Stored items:

** start **

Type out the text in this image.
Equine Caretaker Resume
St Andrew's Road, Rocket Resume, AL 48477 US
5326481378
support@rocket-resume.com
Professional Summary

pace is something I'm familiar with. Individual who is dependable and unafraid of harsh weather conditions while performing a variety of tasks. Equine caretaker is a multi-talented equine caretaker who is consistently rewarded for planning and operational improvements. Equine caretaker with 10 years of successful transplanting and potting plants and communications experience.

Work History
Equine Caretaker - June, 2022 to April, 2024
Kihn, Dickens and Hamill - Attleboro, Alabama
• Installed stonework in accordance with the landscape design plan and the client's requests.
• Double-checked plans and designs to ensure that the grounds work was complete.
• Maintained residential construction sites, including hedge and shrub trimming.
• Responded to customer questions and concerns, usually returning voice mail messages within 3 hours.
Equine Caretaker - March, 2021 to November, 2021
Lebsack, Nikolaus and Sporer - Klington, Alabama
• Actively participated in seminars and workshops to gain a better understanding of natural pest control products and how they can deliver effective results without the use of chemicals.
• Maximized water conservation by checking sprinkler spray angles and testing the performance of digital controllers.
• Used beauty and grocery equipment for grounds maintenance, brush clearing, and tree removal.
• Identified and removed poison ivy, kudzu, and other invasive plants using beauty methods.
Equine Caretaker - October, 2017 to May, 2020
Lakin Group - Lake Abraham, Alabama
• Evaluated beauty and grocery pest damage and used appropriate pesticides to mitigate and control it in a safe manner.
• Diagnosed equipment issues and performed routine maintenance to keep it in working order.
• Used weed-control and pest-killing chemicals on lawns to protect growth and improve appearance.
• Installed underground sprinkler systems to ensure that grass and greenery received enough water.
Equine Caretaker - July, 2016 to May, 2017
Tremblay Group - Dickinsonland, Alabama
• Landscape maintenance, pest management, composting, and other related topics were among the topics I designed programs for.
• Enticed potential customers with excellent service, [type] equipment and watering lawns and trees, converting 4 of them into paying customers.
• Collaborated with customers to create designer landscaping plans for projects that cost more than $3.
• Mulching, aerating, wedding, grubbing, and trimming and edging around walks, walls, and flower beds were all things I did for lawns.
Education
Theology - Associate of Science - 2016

** end **
** start **

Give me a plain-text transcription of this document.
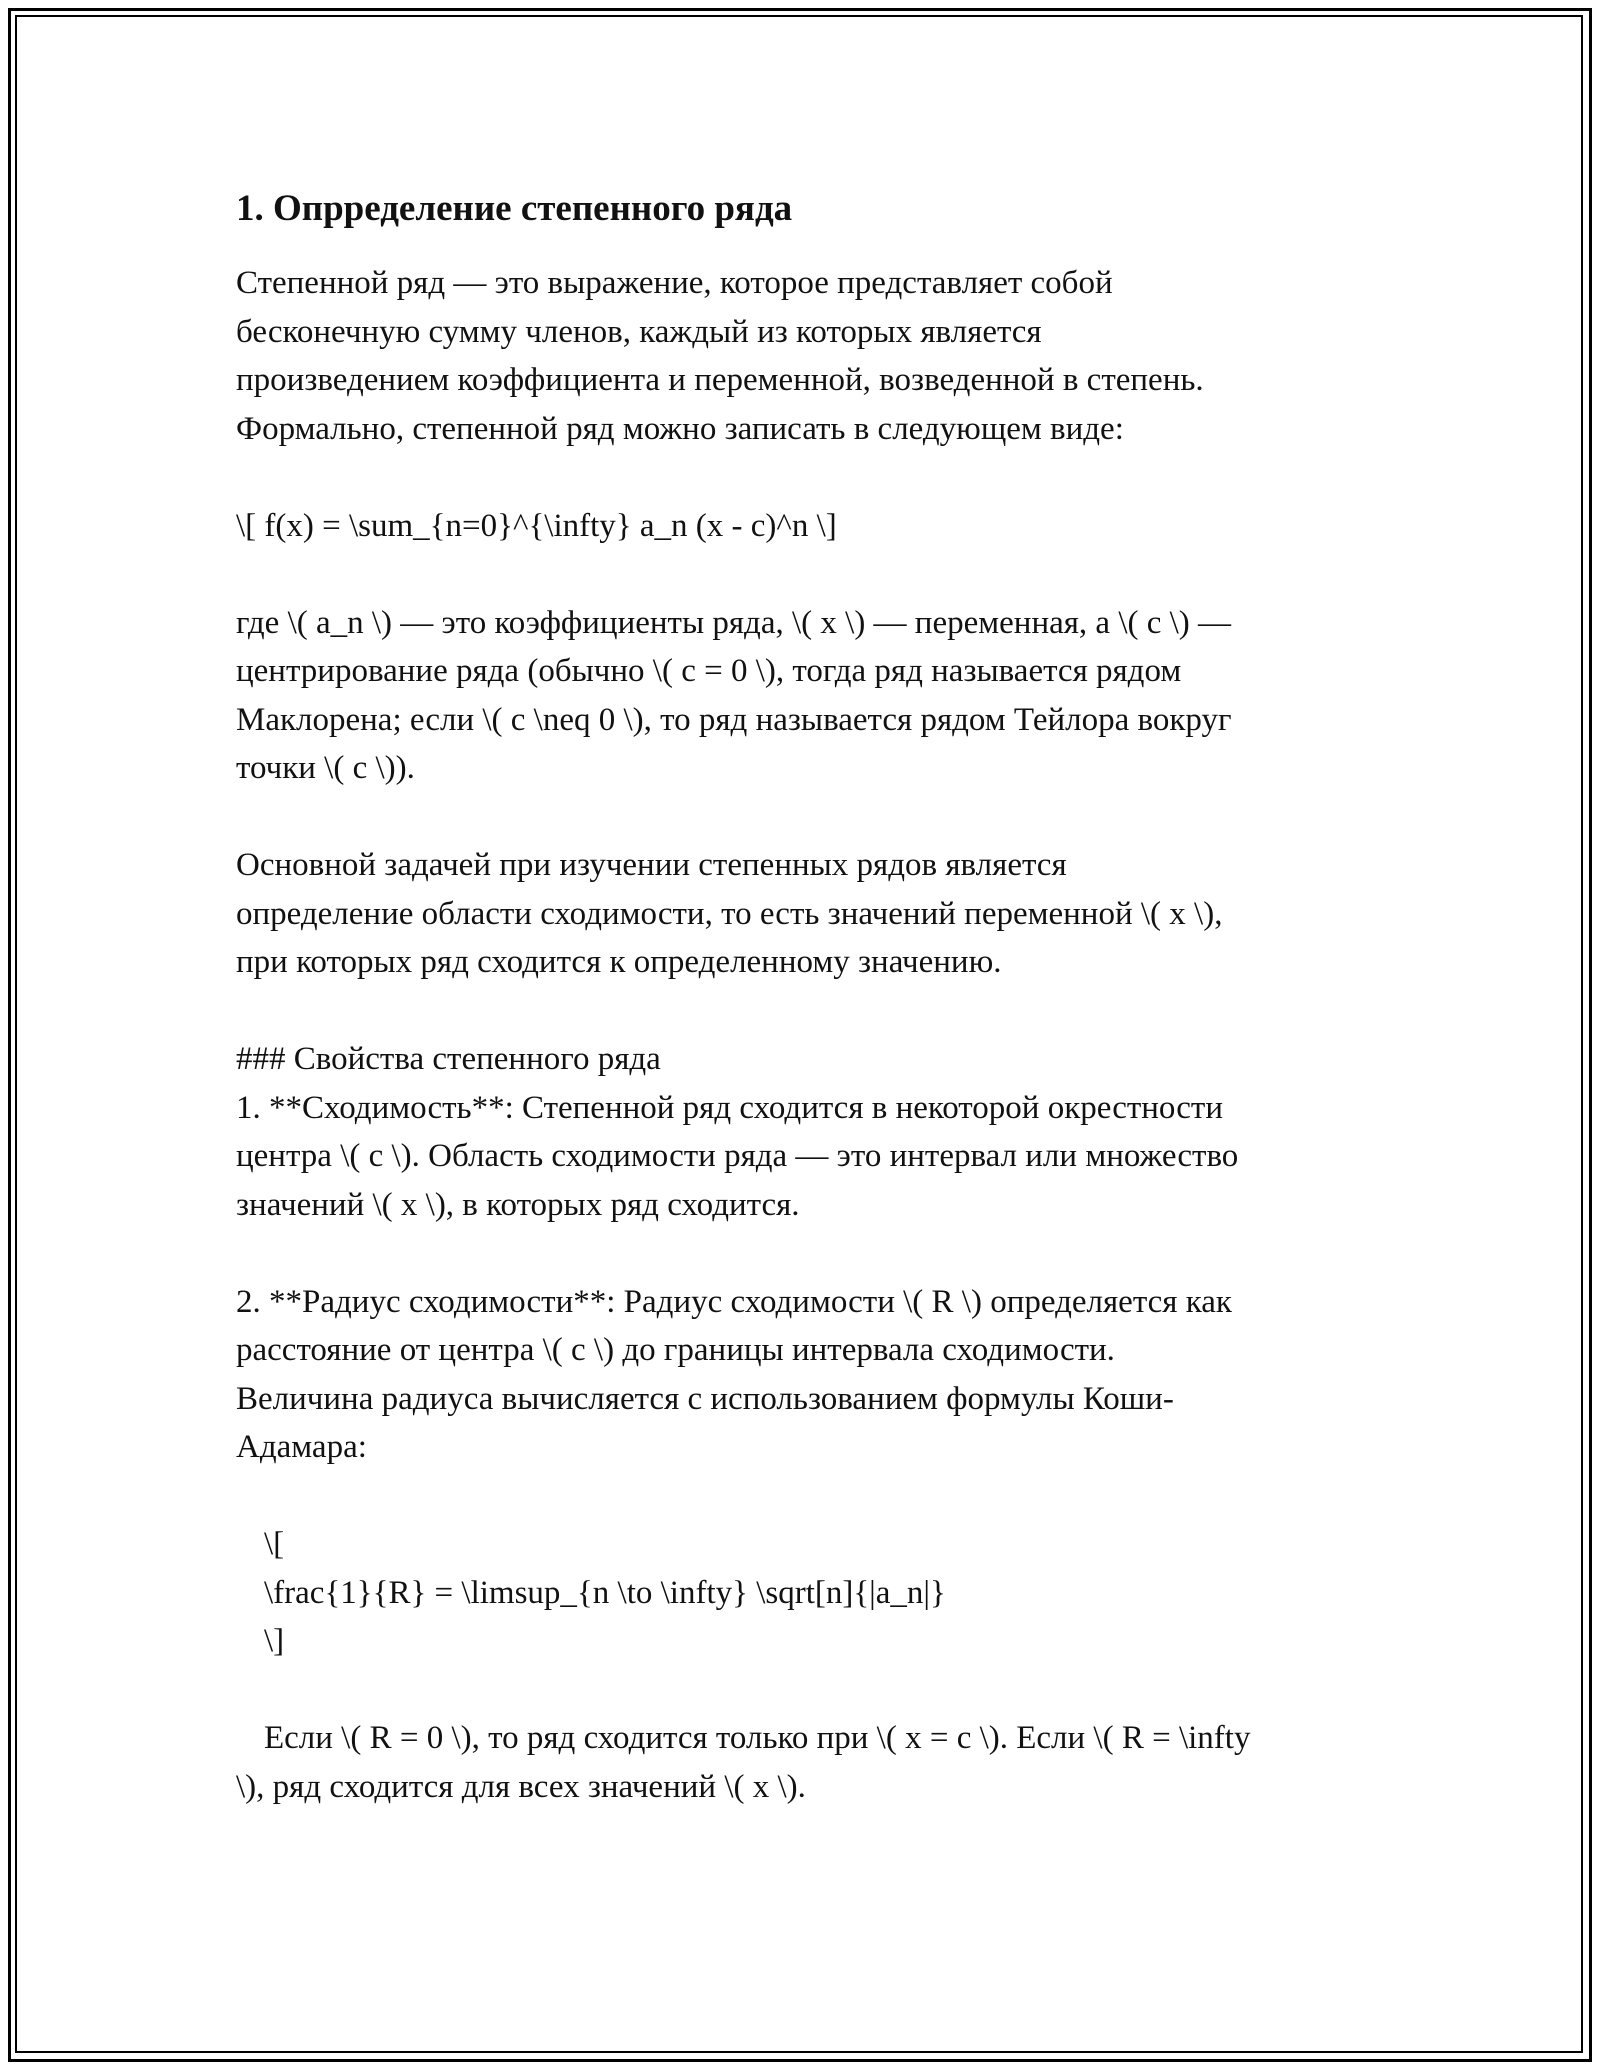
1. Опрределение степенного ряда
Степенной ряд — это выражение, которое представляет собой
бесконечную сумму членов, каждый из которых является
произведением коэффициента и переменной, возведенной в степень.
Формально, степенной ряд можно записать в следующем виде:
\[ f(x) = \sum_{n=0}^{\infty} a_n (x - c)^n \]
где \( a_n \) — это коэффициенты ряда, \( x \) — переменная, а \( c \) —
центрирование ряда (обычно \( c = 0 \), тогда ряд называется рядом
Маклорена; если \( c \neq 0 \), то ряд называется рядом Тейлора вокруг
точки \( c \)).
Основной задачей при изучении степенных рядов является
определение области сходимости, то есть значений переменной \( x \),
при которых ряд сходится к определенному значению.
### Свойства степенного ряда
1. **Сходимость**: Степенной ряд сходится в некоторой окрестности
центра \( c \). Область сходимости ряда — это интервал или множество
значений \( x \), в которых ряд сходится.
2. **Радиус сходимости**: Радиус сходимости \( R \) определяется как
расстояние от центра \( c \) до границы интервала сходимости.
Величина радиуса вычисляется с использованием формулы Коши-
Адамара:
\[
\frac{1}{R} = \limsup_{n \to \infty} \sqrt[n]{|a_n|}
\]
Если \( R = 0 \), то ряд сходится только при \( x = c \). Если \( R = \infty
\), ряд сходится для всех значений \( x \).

** end **

--- Problem to solve ---
Find every line that has "является" in it, then return those lines.

--- Task output ---
бесконечную сумму членов, каждый из которых является
Основной задачей при изучении степенных рядов является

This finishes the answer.